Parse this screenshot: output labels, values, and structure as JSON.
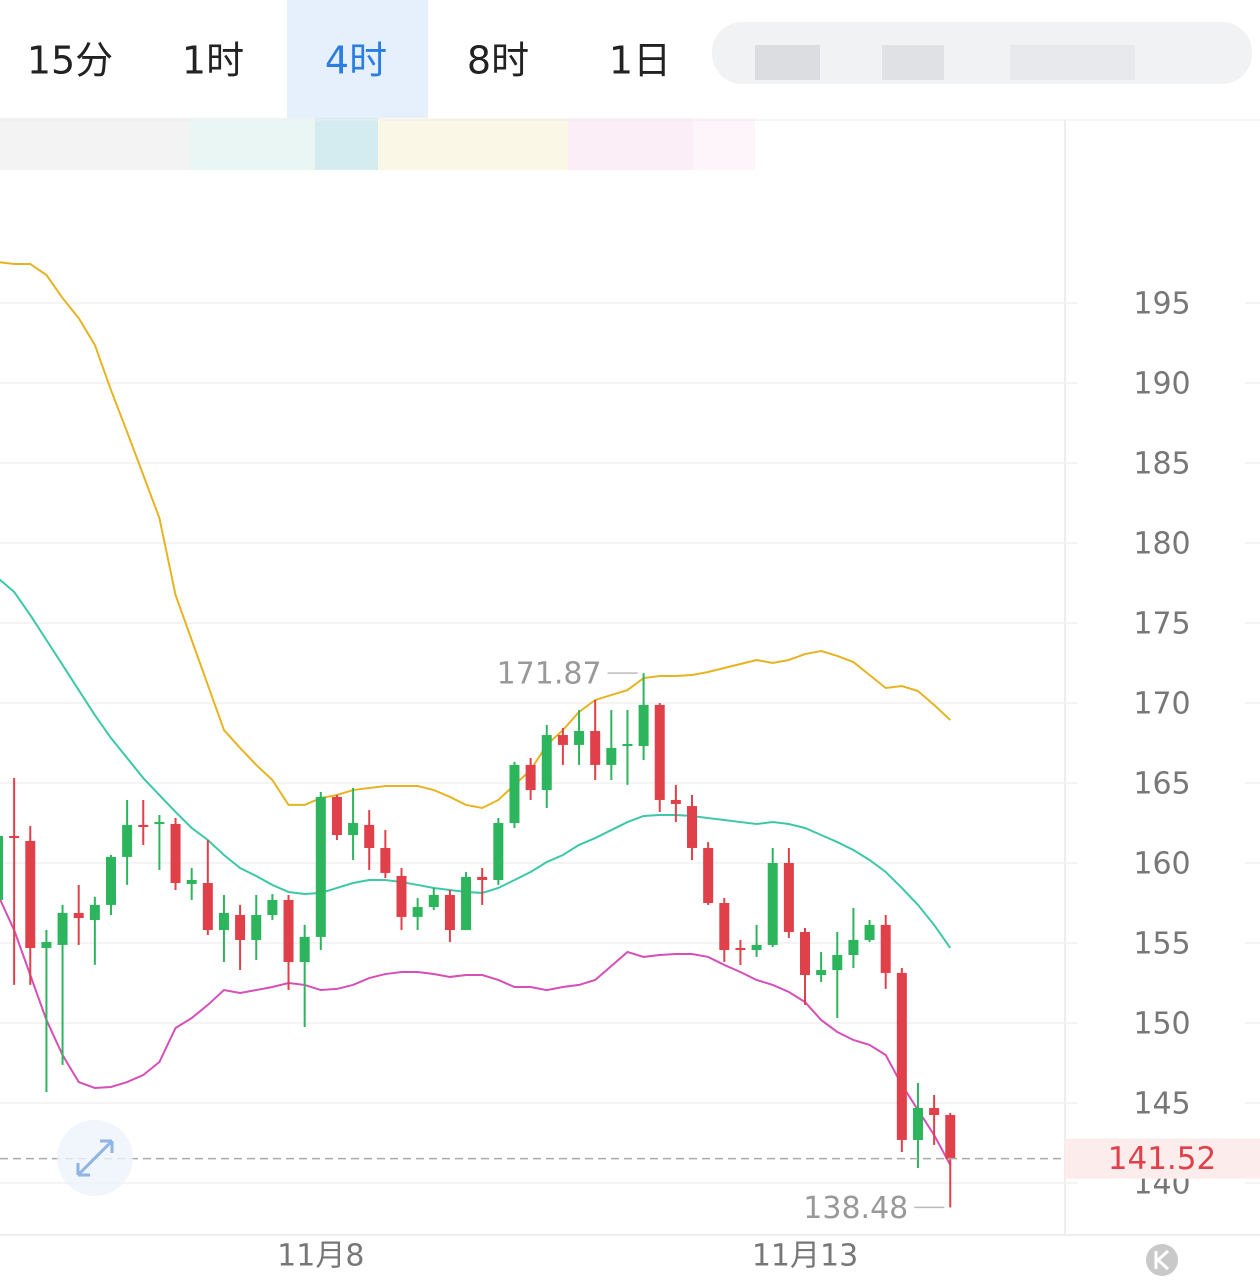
{
  "tabs": [
    "15分",
    "1时",
    "4时",
    "8时",
    "1日"
  ],
  "chart_data": {
    "type": "candlestick",
    "categories": [
      null,
      null,
      null,
      null,
      null,
      null,
      null,
      null,
      null,
      null,
      null,
      null,
      null,
      null,
      null,
      null,
      null,
      null,
      null,
      null,
      "11月8",
      null,
      null,
      null,
      null,
      null,
      null,
      null,
      null,
      null,
      null,
      null,
      null,
      null,
      null,
      null,
      null,
      null,
      null,
      null,
      null,
      null,
      null,
      null,
      null,
      null,
      null,
      null,
      null,
      null,
      "11月13",
      null,
      null,
      null,
      null,
      null,
      null,
      null,
      null,
      null
    ],
    "open": [
      157.69,
      161.69,
      161.38,
      154.69,
      154.88,
      156.88,
      156.44,
      157.38,
      160.38,
      162.38,
      162.44,
      162.44,
      158.69,
      158.75,
      155.81,
      156.75,
      155.19,
      156.75,
      157.69,
      153.81,
      155.38,
      164.13,
      161.75,
      162.38,
      160.94,
      159.19,
      156.63,
      157.25,
      158.0,
      155.81,
      159.13,
      158.94,
      162.5,
      166.13,
      164.56,
      168.0,
      167.38,
      168.25,
      166.13,
      167.31,
      167.31,
      169.88,
      163.94,
      163.56,
      160.94,
      157.5,
      154.69,
      154.56,
      154.88,
      160.0,
      155.69,
      153.0,
      153.31,
      154.25,
      155.19,
      156.13,
      153.13,
      142.69,
      144.69,
      144.25
    ],
    "high": [
      162.06,
      165.31,
      162.31,
      155.81,
      157.38,
      158.63,
      157.88,
      160.5,
      163.94,
      163.94,
      163.0,
      162.81,
      159.69,
      161.44,
      158.0,
      157.38,
      158.0,
      158.06,
      158.0,
      156.13,
      164.44,
      164.25,
      164.69,
      163.31,
      162.06,
      159.69,
      157.81,
      158.44,
      158.31,
      159.44,
      159.69,
      162.81,
      166.31,
      166.56,
      168.63,
      168.44,
      169.56,
      170.19,
      169.56,
      169.56,
      171.87,
      170.0,
      164.88,
      164.25,
      161.31,
      157.81,
      155.19,
      156.13,
      160.94,
      160.94,
      155.94,
      154.44,
      155.69,
      157.19,
      156.44,
      156.75,
      153.44,
      146.25,
      145.5,
      144.38
    ],
    "low": [
      157.38,
      152.38,
      152.38,
      145.69,
      147.38,
      154.88,
      153.63,
      156.75,
      158.63,
      161.13,
      159.56,
      158.31,
      157.69,
      155.5,
      153.81,
      153.31,
      153.94,
      156.44,
      152.06,
      149.75,
      154.56,
      161.44,
      160.19,
      159.56,
      159.06,
      155.81,
      155.81,
      157.06,
      155.06,
      155.81,
      157.38,
      158.63,
      162.19,
      163.94,
      163.44,
      166.13,
      166.13,
      165.19,
      165.19,
      164.88,
      166.44,
      163.19,
      162.56,
      160.19,
      157.38,
      153.81,
      153.63,
      154.13,
      154.75,
      155.31,
      151.13,
      152.56,
      150.31,
      153.44,
      155.06,
      152.13,
      141.94,
      140.94,
      142.38,
      138.48
    ],
    "close": [
      161.69,
      161.56,
      154.69,
      155.06,
      156.88,
      156.56,
      157.38,
      160.38,
      162.38,
      162.25,
      162.56,
      158.75,
      158.94,
      155.81,
      156.88,
      155.19,
      156.75,
      157.69,
      153.81,
      155.38,
      164.13,
      161.75,
      162.5,
      160.94,
      159.38,
      156.63,
      157.25,
      158.0,
      155.81,
      159.13,
      158.94,
      162.5,
      166.13,
      164.56,
      168.0,
      167.38,
      168.25,
      166.13,
      167.19,
      167.44,
      169.88,
      163.94,
      163.69,
      160.94,
      157.5,
      154.56,
      154.56,
      154.88,
      160.0,
      155.69,
      153.0,
      153.31,
      154.25,
      155.19,
      156.13,
      153.13,
      142.69,
      144.69,
      144.25,
      141.52
    ],
    "up_color": "#2db55d",
    "down_color": "#e0404a",
    "bands": [
      {
        "color": "#e6b422",
        "values": [
          197.56,
          197.44,
          197.44,
          196.75,
          195.31,
          194.06,
          192.38,
          189.56,
          186.94,
          184.25,
          181.56,
          176.75,
          173.94,
          171.13,
          168.31,
          167.19,
          166.13,
          165.19,
          163.63,
          163.63,
          164.06,
          164.25,
          164.56,
          164.69,
          164.81,
          164.81,
          164.81,
          164.56,
          164.13,
          163.63,
          163.44,
          163.94,
          164.88,
          165.81,
          167.38,
          168.31,
          169.44,
          170.19,
          170.5,
          170.81,
          171.56,
          171.69,
          171.69,
          171.75,
          171.94,
          172.19,
          172.44,
          172.69,
          172.5,
          172.69,
          173.06,
          173.25,
          172.94,
          172.56,
          171.75,
          170.94,
          171.06,
          170.75,
          169.88,
          168.94
        ]
      },
      {
        "color": "#3cc8a8",
        "values": [
          177.81,
          176.94,
          175.5,
          173.94,
          172.38,
          170.81,
          169.25,
          167.81,
          166.56,
          165.31,
          164.25,
          163.19,
          162.19,
          161.44,
          160.5,
          159.69,
          159.19,
          158.63,
          158.19,
          158.06,
          158.13,
          158.44,
          158.75,
          158.94,
          158.94,
          158.81,
          158.63,
          158.44,
          158.31,
          158.19,
          158.13,
          158.44,
          158.94,
          159.44,
          160.06,
          160.5,
          161.13,
          161.56,
          162.06,
          162.56,
          162.94,
          163.0,
          163.0,
          162.94,
          162.81,
          162.69,
          162.56,
          162.44,
          162.56,
          162.44,
          162.19,
          161.75,
          161.31,
          160.81,
          160.19,
          159.44,
          158.44,
          157.38,
          156.13,
          154.69
        ]
      },
      {
        "color": "#d44fb8",
        "values": [
          158.0,
          155.81,
          153.0,
          150.19,
          148.0,
          146.31,
          145.94,
          146.0,
          146.31,
          146.75,
          147.56,
          149.69,
          150.31,
          151.13,
          152.06,
          151.88,
          152.06,
          152.25,
          152.5,
          152.38,
          152.06,
          152.13,
          152.38,
          152.81,
          153.06,
          153.19,
          153.19,
          153.06,
          152.88,
          153.0,
          153.0,
          152.69,
          152.25,
          152.25,
          152.06,
          152.25,
          152.38,
          152.69,
          153.56,
          154.44,
          154.13,
          154.25,
          154.31,
          154.31,
          154.13,
          153.63,
          153.19,
          152.69,
          152.38,
          151.94,
          151.31,
          150.19,
          149.44,
          148.94,
          148.63,
          148.0,
          146.13,
          144.56,
          143.0,
          141.13
        ]
      }
    ],
    "ylim": [
      136.75,
      206.44
    ],
    "yticks": [
      140,
      145,
      150,
      155,
      160,
      165,
      170,
      175,
      180,
      185,
      190,
      195
    ],
    "grid": true
  }
}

--

● **Exercise instructions**
Give the entries again word for word, but skip the pictures.

● **Exercise solution**
Parse this screenshot: output labels, values, and structure as JSON.
{
  "tabs": [
    "15分",
    "1时",
    "4时",
    "8时",
    "1日"
  ],
  "chart_data": {
    "type": "candlestick",
    "categories": [
      null,
      null,
      null,
      null,
      null,
      null,
      null,
      null,
      null,
      null,
      null,
      null,
      null,
      null,
      null,
      null,
      null,
      null,
      null,
      null,
      "11月8",
      null,
      null,
      null,
      null,
      null,
      null,
      null,
      null,
      null,
      null,
      null,
      null,
      null,
      null,
      null,
      null,
      null,
      null,
      null,
      null,
      null,
      null,
      null,
      null,
      null,
      null,
      null,
      null,
      null,
      "11月13",
      null,
      null,
      null,
      null,
      null,
      null,
      null,
      null,
      null
    ],
    "open": [
      157.69,
      161.69,
      161.38,
      154.69,
      154.88,
      156.88,
      156.44,
      157.38,
      160.38,
      162.38,
      162.44,
      162.44,
      158.69,
      158.75,
      155.81,
      156.75,
      155.19,
      156.75,
      157.69,
      153.81,
      155.38,
      164.13,
      161.75,
      162.38,
      160.94,
      159.19,
      156.63,
      157.25,
      158.0,
      155.81,
      159.13,
      158.94,
      162.5,
      166.13,
      164.56,
      168.0,
      167.38,
      168.25,
      166.13,
      167.31,
      167.31,
      169.88,
      163.94,
      163.56,
      160.94,
      157.5,
      154.69,
      154.56,
      154.88,
      160.0,
      155.69,
      153.0,
      153.31,
      154.25,
      155.19,
      156.13,
      153.13,
      142.69,
      144.69,
      144.25
    ],
    "high": [
      162.06,
      165.31,
      162.31,
      155.81,
      157.38,
      158.63,
      157.88,
      160.5,
      163.94,
      163.94,
      163.0,
      162.81,
      159.69,
      161.44,
      158.0,
      157.38,
      158.0,
      158.06,
      158.0,
      156.13,
      164.44,
      164.25,
      164.69,
      163.31,
      162.06,
      159.69,
      157.81,
      158.44,
      158.31,
      159.44,
      159.69,
      162.81,
      166.31,
      166.56,
      168.63,
      168.44,
      169.56,
      170.19,
      169.56,
      169.56,
      171.87,
      170.0,
      164.88,
      164.25,
      161.31,
      157.81,
      155.19,
      156.13,
      160.94,
      160.94,
      155.94,
      154.44,
      155.69,
      157.19,
      156.44,
      156.75,
      153.44,
      146.25,
      145.5,
      144.38
    ],
    "low": [
      157.38,
      152.38,
      152.38,
      145.69,
      147.38,
      154.88,
      153.63,
      156.75,
      158.63,
      161.13,
      159.56,
      158.31,
      157.69,
      155.5,
      153.81,
      153.31,
      153.94,
      156.44,
      152.06,
      149.75,
      154.56,
      161.44,
      160.19,
      159.56,
      159.06,
      155.81,
      155.81,
      157.06,
      155.06,
      155.81,
      157.38,
      158.63,
      162.19,
      163.94,
      163.44,
      166.13,
      166.13,
      165.19,
      165.19,
      164.88,
      166.44,
      163.19,
      162.56,
      160.19,
      157.38,
      153.81,
      153.63,
      154.13,
      154.75,
      155.31,
      151.13,
      152.56,
      150.31,
      153.44,
      155.06,
      152.13,
      141.94,
      140.94,
      142.38,
      138.48
    ],
    "close": [
      161.69,
      161.56,
      154.69,
      155.06,
      156.88,
      156.56,
      157.38,
      160.38,
      162.38,
      162.25,
      162.56,
      158.75,
      158.94,
      155.81,
      156.88,
      155.19,
      156.75,
      157.69,
      153.81,
      155.38,
      164.13,
      161.75,
      162.5,
      160.94,
      159.38,
      156.63,
      157.25,
      158.0,
      155.81,
      159.13,
      158.94,
      162.5,
      166.13,
      164.56,
      168.0,
      167.38,
      168.25,
      166.13,
      167.19,
      167.44,
      169.88,
      163.94,
      163.69,
      160.94,
      157.5,
      154.56,
      154.56,
      154.88,
      160.0,
      155.69,
      153.0,
      153.31,
      154.25,
      155.19,
      156.13,
      153.13,
      142.69,
      144.69,
      144.25,
      141.52
    ],
    "up_color": "#2db55d",
    "down_color": "#e0404a",
    "bands": [
      {
        "color": "#e6b422",
        "values": [
          197.56,
          197.44,
          197.44,
          196.75,
          195.31,
          194.06,
          192.38,
          189.56,
          186.94,
          184.25,
          181.56,
          176.75,
          173.94,
          171.13,
          168.31,
          167.19,
          166.13,
          165.19,
          163.63,
          163.63,
          164.06,
          164.25,
          164.56,
          164.69,
          164.81,
          164.81,
          164.81,
          164.56,
          164.13,
          163.63,
          163.44,
          163.94,
          164.88,
          165.81,
          167.38,
          168.31,
          169.44,
          170.19,
          170.5,
          170.81,
          171.56,
          171.69,
          171.69,
          171.75,
          171.94,
          172.19,
          172.44,
          172.69,
          172.5,
          172.69,
          173.06,
          173.25,
          172.94,
          172.56,
          171.75,
          170.94,
          171.06,
          170.75,
          169.88,
          168.94
        ]
      },
      {
        "color": "#3cc8a8",
        "values": [
          177.81,
          176.94,
          175.5,
          173.94,
          172.38,
          170.81,
          169.25,
          167.81,
          166.56,
          165.31,
          164.25,
          163.19,
          162.19,
          161.44,
          160.5,
          159.69,
          159.19,
          158.63,
          158.19,
          158.06,
          158.13,
          158.44,
          158.75,
          158.94,
          158.94,
          158.81,
          158.63,
          158.44,
          158.31,
          158.19,
          158.13,
          158.44,
          158.94,
          159.44,
          160.06,
          160.5,
          161.13,
          161.56,
          162.06,
          162.56,
          162.94,
          163.0,
          163.0,
          162.94,
          162.81,
          162.69,
          162.56,
          162.44,
          162.56,
          162.44,
          162.19,
          161.75,
          161.31,
          160.81,
          160.19,
          159.44,
          158.44,
          157.38,
          156.13,
          154.69
        ]
      },
      {
        "color": "#d44fb8",
        "values": [
          158.0,
          155.81,
          153.0,
          150.19,
          148.0,
          146.31,
          145.94,
          146.0,
          146.31,
          146.75,
          147.56,
          149.69,
          150.31,
          151.13,
          152.06,
          151.88,
          152.06,
          152.25,
          152.5,
          152.38,
          152.06,
          152.13,
          152.38,
          152.81,
          153.06,
          153.19,
          153.19,
          153.06,
          152.88,
          153.0,
          153.0,
          152.69,
          152.25,
          152.25,
          152.06,
          152.25,
          152.38,
          152.69,
          153.56,
          154.44,
          154.13,
          154.25,
          154.31,
          154.31,
          154.13,
          153.63,
          153.19,
          152.69,
          152.38,
          151.94,
          151.31,
          150.19,
          149.44,
          148.94,
          148.63,
          148.0,
          146.13,
          144.56,
          143.0,
          141.13
        ]
      }
    ],
    "ylim": [
      136.75,
      206.44
    ],
    "yticks": [
      140,
      145,
      150,
      155,
      160,
      165,
      170,
      175,
      180,
      185,
      190,
      195
    ],
    "grid": true
  }
}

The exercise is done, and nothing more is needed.